• SET EXERCISE: Reproduce all the entries exactly and keep the pictures out.

• RECORDS FOR THIS EXERCISE:
-.-.-
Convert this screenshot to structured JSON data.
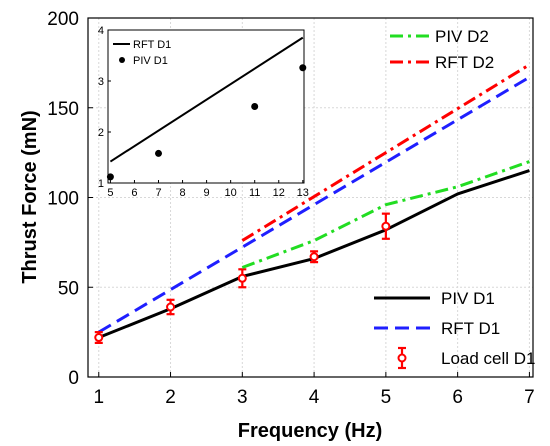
{
  "chart_data": [
    {
      "type": "line",
      "xlabel": "Frequency (Hz)",
      "ylabel": "Thrust Force (mN)",
      "xlim": [
        0.85,
        7.05
      ],
      "ylim": [
        0,
        200
      ],
      "xticks": [
        1,
        2,
        3,
        4,
        5,
        6,
        7
      ],
      "yticks": [
        0,
        50,
        100,
        150,
        200
      ],
      "grid": true,
      "series": [
        {
          "name": "PIV D1",
          "color": "#000000",
          "style": "solid",
          "x": [
            1,
            2,
            3,
            4,
            5,
            6,
            7
          ],
          "y": [
            22,
            38,
            56,
            66,
            82,
            102,
            115
          ]
        },
        {
          "name": "RFT D1",
          "color": "#1f1fff",
          "style": "dashed",
          "x": [
            1,
            7
          ],
          "y": [
            25,
            167
          ]
        },
        {
          "name": "Load cell D1",
          "color": "#ff0000",
          "style": "markers-errorbars",
          "x": [
            1,
            2,
            3,
            4,
            5
          ],
          "y": [
            22,
            39,
            55,
            67,
            84
          ],
          "error": [
            3,
            4,
            5,
            3,
            7
          ]
        },
        {
          "name": "PIV D2",
          "color": "#22dd22",
          "style": "dashdot",
          "x": [
            3,
            4,
            5,
            6,
            7
          ],
          "y": [
            61,
            76,
            96,
            106,
            120
          ]
        },
        {
          "name": "RFT D2",
          "color": "#ff0000",
          "style": "dashdot",
          "x": [
            3,
            7
          ],
          "y": [
            76,
            174
          ]
        }
      ],
      "legends": [
        {
          "placement": "top-right",
          "entries": [
            "PIV D2",
            "RFT D2"
          ]
        },
        {
          "placement": "bottom-right",
          "entries": [
            "PIV D1",
            "RFT D1",
            "Load cell D1"
          ]
        }
      ]
    },
    {
      "type": "line",
      "placement": "inset-top-left",
      "xlim": [
        4.9,
        13.05
      ],
      "ylim": [
        1,
        4
      ],
      "xticks": [
        5,
        6,
        7,
        8,
        9,
        10,
        11,
        12,
        13
      ],
      "yticks": [
        1,
        2,
        3,
        4
      ],
      "grid": false,
      "series": [
        {
          "name": "RFT D1",
          "color": "#000000",
          "style": "solid",
          "x": [
            5,
            13
          ],
          "y": [
            1.42,
            3.85
          ]
        },
        {
          "name": "PIV D1",
          "color": "#000000",
          "style": "markers",
          "x": [
            5,
            7,
            11,
            13
          ],
          "y": [
            1.12,
            1.58,
            2.5,
            3.26
          ]
        }
      ],
      "legend": {
        "placement": "top-left",
        "entries": [
          "RFT D1",
          "PIV D1"
        ]
      }
    }
  ]
}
-.-.-
• WRITTEN SOLUTION:
Convert this screenshot to structured JSON data.
{
  "chart_data": [
    {
      "type": "line",
      "xlabel": "Frequency (Hz)",
      "ylabel": "Thrust Force (mN)",
      "xlim": [
        0.85,
        7.05
      ],
      "ylim": [
        0,
        200
      ],
      "xticks": [
        1,
        2,
        3,
        4,
        5,
        6,
        7
      ],
      "yticks": [
        0,
        50,
        100,
        150,
        200
      ],
      "grid": true,
      "series": [
        {
          "name": "PIV D1",
          "color": "#000000",
          "style": "solid",
          "x": [
            1,
            2,
            3,
            4,
            5,
            6,
            7
          ],
          "y": [
            22,
            38,
            56,
            66,
            82,
            102,
            115
          ]
        },
        {
          "name": "RFT D1",
          "color": "#1f1fff",
          "style": "dashed",
          "x": [
            1,
            7
          ],
          "y": [
            25,
            167
          ]
        },
        {
          "name": "Load cell D1",
          "color": "#ff0000",
          "style": "markers-errorbars",
          "x": [
            1,
            2,
            3,
            4,
            5
          ],
          "y": [
            22,
            39,
            55,
            67,
            84
          ],
          "error": [
            3,
            4,
            5,
            3,
            7
          ]
        },
        {
          "name": "PIV D2",
          "color": "#22dd22",
          "style": "dashdot",
          "x": [
            3,
            4,
            5,
            6,
            7
          ],
          "y": [
            61,
            76,
            96,
            106,
            120
          ]
        },
        {
          "name": "RFT D2",
          "color": "#ff0000",
          "style": "dashdot",
          "x": [
            3,
            7
          ],
          "y": [
            76,
            174
          ]
        }
      ],
      "legends": [
        {
          "placement": "top-right",
          "entries": [
            "PIV D2",
            "RFT D2"
          ]
        },
        {
          "placement": "bottom-right",
          "entries": [
            "PIV D1",
            "RFT D1",
            "Load cell D1"
          ]
        }
      ]
    },
    {
      "type": "line",
      "placement": "inset-top-left",
      "xlim": [
        4.9,
        13.05
      ],
      "ylim": [
        1,
        4
      ],
      "xticks": [
        5,
        6,
        7,
        8,
        9,
        10,
        11,
        12,
        13
      ],
      "yticks": [
        1,
        2,
        3,
        4
      ],
      "grid": false,
      "series": [
        {
          "name": "RFT D1",
          "color": "#000000",
          "style": "solid",
          "x": [
            5,
            13
          ],
          "y": [
            1.42,
            3.85
          ]
        },
        {
          "name": "PIV D1",
          "color": "#000000",
          "style": "markers",
          "x": [
            5,
            7,
            11,
            13
          ],
          "y": [
            1.12,
            1.58,
            2.5,
            3.26
          ]
        }
      ],
      "legend": {
        "placement": "top-left",
        "entries": [
          "RFT D1",
          "PIV D1"
        ]
      }
    }
  ]
}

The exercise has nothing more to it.